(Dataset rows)
## begin
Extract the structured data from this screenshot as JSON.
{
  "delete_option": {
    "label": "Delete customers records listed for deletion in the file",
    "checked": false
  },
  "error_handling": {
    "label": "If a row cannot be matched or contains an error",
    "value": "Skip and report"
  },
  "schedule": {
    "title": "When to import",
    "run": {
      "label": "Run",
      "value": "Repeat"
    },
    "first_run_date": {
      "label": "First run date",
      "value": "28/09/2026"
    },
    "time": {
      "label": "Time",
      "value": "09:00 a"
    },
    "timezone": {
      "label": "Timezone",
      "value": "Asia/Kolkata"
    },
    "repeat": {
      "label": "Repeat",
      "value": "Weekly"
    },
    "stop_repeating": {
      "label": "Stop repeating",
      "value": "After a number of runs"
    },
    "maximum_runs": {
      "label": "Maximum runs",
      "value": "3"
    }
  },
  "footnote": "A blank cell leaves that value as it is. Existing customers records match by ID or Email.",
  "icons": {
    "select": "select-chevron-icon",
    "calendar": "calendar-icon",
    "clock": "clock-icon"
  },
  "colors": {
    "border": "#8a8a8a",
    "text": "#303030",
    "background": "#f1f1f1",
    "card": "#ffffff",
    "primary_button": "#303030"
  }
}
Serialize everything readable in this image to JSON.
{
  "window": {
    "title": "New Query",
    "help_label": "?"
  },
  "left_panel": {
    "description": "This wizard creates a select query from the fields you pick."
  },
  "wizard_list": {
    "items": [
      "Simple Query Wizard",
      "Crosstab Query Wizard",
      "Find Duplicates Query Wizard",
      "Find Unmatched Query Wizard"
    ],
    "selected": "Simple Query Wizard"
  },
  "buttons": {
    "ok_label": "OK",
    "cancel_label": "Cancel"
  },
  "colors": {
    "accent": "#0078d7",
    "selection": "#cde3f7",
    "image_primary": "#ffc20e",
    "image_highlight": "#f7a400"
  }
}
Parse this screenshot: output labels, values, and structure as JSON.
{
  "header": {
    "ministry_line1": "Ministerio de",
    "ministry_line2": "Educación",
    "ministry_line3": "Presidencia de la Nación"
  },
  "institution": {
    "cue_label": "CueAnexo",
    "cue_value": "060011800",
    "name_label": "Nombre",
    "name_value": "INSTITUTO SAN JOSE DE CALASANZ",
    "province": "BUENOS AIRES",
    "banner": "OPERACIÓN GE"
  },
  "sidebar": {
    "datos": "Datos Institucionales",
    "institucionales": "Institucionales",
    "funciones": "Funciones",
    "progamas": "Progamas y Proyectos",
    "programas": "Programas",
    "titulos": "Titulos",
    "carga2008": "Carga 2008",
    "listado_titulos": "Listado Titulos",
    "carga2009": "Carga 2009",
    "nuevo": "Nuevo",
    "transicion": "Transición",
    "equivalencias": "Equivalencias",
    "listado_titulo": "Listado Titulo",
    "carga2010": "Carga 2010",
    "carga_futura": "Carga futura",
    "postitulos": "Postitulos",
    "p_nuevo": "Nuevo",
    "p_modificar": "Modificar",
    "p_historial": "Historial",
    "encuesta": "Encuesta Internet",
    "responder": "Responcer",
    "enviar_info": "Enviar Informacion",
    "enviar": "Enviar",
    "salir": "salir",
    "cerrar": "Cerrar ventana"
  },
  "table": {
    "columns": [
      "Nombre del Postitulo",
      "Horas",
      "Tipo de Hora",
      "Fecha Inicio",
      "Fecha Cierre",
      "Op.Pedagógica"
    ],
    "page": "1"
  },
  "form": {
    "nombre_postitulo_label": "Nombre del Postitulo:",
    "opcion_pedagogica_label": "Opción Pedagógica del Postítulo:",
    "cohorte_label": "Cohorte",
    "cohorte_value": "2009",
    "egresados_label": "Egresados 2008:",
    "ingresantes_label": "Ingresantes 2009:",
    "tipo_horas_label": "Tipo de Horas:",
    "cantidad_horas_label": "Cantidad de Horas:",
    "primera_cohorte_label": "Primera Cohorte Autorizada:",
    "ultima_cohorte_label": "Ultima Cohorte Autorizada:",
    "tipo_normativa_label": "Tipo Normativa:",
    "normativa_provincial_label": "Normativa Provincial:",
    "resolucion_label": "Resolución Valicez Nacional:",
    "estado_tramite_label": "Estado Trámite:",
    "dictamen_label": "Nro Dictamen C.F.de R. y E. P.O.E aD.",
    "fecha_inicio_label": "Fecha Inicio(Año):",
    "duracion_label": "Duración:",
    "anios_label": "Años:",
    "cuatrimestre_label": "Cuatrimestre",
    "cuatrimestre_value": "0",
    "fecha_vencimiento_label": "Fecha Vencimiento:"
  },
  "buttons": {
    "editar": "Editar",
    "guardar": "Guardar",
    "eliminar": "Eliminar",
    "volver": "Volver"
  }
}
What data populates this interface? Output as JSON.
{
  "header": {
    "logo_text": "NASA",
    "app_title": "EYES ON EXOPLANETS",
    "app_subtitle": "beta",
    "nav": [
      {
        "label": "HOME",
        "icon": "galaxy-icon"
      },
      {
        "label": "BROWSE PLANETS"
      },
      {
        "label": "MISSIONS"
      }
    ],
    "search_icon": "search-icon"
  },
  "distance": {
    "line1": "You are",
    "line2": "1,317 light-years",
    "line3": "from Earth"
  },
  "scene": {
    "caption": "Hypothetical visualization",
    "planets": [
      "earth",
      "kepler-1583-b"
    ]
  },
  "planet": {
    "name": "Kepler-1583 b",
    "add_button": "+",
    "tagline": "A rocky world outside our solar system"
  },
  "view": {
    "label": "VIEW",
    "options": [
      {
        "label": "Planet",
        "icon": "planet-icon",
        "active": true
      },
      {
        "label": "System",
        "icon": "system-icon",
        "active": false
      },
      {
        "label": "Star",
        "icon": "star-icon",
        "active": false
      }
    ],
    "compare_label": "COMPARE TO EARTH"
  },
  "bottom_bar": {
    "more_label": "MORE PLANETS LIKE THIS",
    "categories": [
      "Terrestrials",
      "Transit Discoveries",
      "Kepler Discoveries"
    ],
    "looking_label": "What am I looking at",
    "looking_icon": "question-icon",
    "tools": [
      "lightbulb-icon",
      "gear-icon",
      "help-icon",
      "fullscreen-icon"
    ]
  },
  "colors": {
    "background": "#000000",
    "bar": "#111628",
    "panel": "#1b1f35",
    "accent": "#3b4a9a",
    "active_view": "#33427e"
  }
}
## end
» **PROBLEM STATEMENT**: Retype the records in full. Keep every line identical to the original.

» **RESULT BELOW**:
Extract the structured data from this screenshot as JSON.
{
  "delete_option": {
    "label": "Delete customers records listed for deletion in the file",
    "checked": false
  },
  "error_handling": {
    "label": "If a row cannot be matched or contains an error",
    "value": "Skip and report"
  },
  "schedule": {
    "title": "When to import",
    "run": {
      "label": "Run",
      "value": "Repeat"
    },
    "first_run_date": {
      "label": "First run date",
      "value": "28/09/2026"
    },
    "time": {
      "label": "Time",
      "value": "09:00 a"
    },
    "timezone": {
      "label": "Timezone",
      "value": "Asia/Kolkata"
    },
    "repeat": {
      "label": "Repeat",
      "value": "Weekly"
    },
    "stop_repeating": {
      "label": "Stop repeating",
      "value": "After a number of runs"
    },
    "maximum_runs": {
      "label": "Maximum runs",
      "value": "3"
    }
  },
  "footnote": "A blank cell leaves that value as it is. Existing customers records match by ID or Email.",
  "icons": {
    "select": "select-chevron-icon",
    "calendar": "calendar-icon",
    "clock": "clock-icon"
  },
  "colors": {
    "border": "#8a8a8a",
    "text": "#303030",
    "background": "#f1f1f1",
    "card": "#ffffff",
    "primary_button": "#303030"
  }
}
Serialize everything readable in this image to JSON.
{
  "window": {
    "title": "New Query",
    "help_label": "?"
  },
  "left_panel": {
    "description": "This wizard creates a select query from the fields you pick."
  },
  "wizard_list": {
    "items": [
      "Simple Query Wizard",
      "Crosstab Query Wizard",
      "Find Duplicates Query Wizard",
      "Find Unmatched Query Wizard"
    ],
    "selected": "Simple Query Wizard"
  },
  "buttons": {
    "ok_label": "OK",
    "cancel_label": "Cancel"
  },
  "colors": {
    "accent": "#0078d7",
    "selection": "#cde3f7",
    "image_primary": "#ffc20e",
    "image_highlight": "#f7a400"
  }
}
Parse this screenshot: output labels, values, and structure as JSON.
{
  "header": {
    "ministry_line1": "Ministerio de",
    "ministry_line2": "Educación",
    "ministry_line3": "Presidencia de la Nación"
  },
  "institution": {
    "cue_label": "CueAnexo",
    "cue_value": "060011800",
    "name_label": "Nombre",
    "name_value": "INSTITUTO SAN JOSE DE CALASANZ",
    "province": "BUENOS AIRES",
    "banner": "OPERACIÓN GE"
  },
  "sidebar": {
    "datos": "Datos Institucionales",
    "institucionales": "Institucionales",
    "funciones": "Funciones",
    "progamas": "Progamas y Proyectos",
    "programas": "Programas",
    "titulos": "Titulos",
    "carga2008": "Carga 2008",
    "listado_titulos": "Listado Titulos",
    "carga2009": "Carga 2009",
    "nuevo": "Nuevo",
    "transicion": "Transición",
    "equivalencias": "Equivalencias",
    "listado_titulo": "Listado Titulo",
    "carga2010": "Carga 2010",
    "carga_futura": "Carga futura",
    "postitulos": "Postitulos",
    "p_nuevo": "Nuevo",
    "p_modificar": "Modificar",
    "p_historial": "Historial",
    "encuesta": "Encuesta Internet",
    "responder": "Responcer",
    "enviar_info": "Enviar Informacion",
    "enviar": "Enviar",
    "salir": "salir",
    "cerrar": "Cerrar ventana"
  },
  "table": {
    "columns": [
      "Nombre del Postitulo",
      "Horas",
      "Tipo de Hora",
      "Fecha Inicio",
      "Fecha Cierre",
      "Op.Pedagógica"
    ],
    "page": "1"
  },
  "form": {
    "nombre_postitulo_label": "Nombre del Postitulo:",
    "opcion_pedagogica_label": "Opción Pedagógica del Postítulo:",
    "cohorte_label": "Cohorte",
    "cohorte_value": "2009",
    "egresados_label": "Egresados 2008:",
    "ingresantes_label": "Ingresantes 2009:",
    "tipo_horas_label": "Tipo de Horas:",
    "cantidad_horas_label": "Cantidad de Horas:",
    "primera_cohorte_label": "Primera Cohorte Autorizada:",
    "ultima_cohorte_label": "Ultima Cohorte Autorizada:",
    "tipo_normativa_label": "Tipo Normativa:",
    "normativa_provincial_label": "Normativa Provincial:",
    "resolucion_label": "Resolución Valicez Nacional:",
    "estado_tramite_label": "Estado Trámite:",
    "dictamen_label": "Nro Dictamen C.F.de R. y E. P.O.E aD.",
    "fecha_inicio_label": "Fecha Inicio(Año):",
    "duracion_label": "Duración:",
    "anios_label": "Años:",
    "cuatrimestre_label": "Cuatrimestre",
    "cuatrimestre_value": "0",
    "fecha_vencimiento_label": "Fecha Vencimiento:"
  },
  "buttons": {
    "editar": "Editar",
    "guardar": "Guardar",
    "eliminar": "Eliminar",
    "volver": "Volver"
  }
}
What data populates this interface? Output as JSON.
{
  "header": {
    "logo_text": "NASA",
    "app_title": "EYES ON EXOPLANETS",
    "app_subtitle": "beta",
    "nav": [
      {
        "label": "HOME",
        "icon": "galaxy-icon"
      },
      {
        "label": "BROWSE PLANETS"
      },
      {
        "label": "MISSIONS"
      }
    ],
    "search_icon": "search-icon"
  },
  "distance": {
    "line1": "You are",
    "line2": "1,317 light-years",
    "line3": "from Earth"
  },
  "scene": {
    "caption": "Hypothetical visualization",
    "planets": [
      "earth",
      "kepler-1583-b"
    ]
  },
  "planet": {
    "name": "Kepler-1583 b",
    "add_button": "+",
    "tagline": "A rocky world outside our solar system"
  },
  "view": {
    "label": "VIEW",
    "options": [
      {
        "label": "Planet",
        "icon": "planet-icon",
        "active": true
      },
      {
        "label": "System",
        "icon": "system-icon",
        "active": false
      },
      {
        "label": "Star",
        "icon": "star-icon",
        "active": false
      }
    ],
    "compare_label": "COMPARE TO EARTH"
  },
  "bottom_bar": {
    "more_label": "MORE PLANETS LIKE THIS",
    "categories": [
      "Terrestrials",
      "Transit Discoveries",
      "Kepler Discoveries"
    ],
    "looking_label": "What am I looking at",
    "looking_icon": "question-icon",
    "tools": [
      "lightbulb-icon",
      "gear-icon",
      "help-icon",
      "fullscreen-icon"
    ]
  },
  "colors": {
    "background": "#000000",
    "bar": "#111628",
    "panel": "#1b1f35",
    "accent": "#3b4a9a",
    "active_view": "#33427e"
  }
}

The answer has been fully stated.